[START OF Listed entries]

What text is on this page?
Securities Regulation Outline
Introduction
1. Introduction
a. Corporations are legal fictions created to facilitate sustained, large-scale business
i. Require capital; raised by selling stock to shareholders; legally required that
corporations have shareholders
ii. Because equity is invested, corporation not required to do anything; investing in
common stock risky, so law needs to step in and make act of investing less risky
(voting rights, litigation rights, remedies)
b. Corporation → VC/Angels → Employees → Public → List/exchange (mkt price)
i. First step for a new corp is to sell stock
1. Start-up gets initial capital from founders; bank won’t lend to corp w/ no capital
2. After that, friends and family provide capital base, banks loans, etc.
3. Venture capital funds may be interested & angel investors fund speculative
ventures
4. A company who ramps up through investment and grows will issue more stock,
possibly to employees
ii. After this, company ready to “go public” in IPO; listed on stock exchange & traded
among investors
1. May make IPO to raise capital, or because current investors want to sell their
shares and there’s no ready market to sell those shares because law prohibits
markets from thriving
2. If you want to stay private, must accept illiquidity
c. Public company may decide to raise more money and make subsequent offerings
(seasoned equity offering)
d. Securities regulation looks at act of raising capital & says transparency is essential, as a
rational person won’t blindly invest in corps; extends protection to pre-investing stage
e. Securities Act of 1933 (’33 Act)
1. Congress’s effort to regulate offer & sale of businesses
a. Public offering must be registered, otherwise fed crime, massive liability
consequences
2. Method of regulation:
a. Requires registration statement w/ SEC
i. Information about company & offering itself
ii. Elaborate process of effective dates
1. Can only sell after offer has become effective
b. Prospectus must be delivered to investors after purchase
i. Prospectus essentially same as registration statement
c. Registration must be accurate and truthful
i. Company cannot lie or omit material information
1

[END OF Listed entries]

Written instruction
Which lines contain the word "from"? Return each of them.

Written solution
1. Start-up gets initial capital from founders; bank won’t lend to corp w/ no capital
markets from thriving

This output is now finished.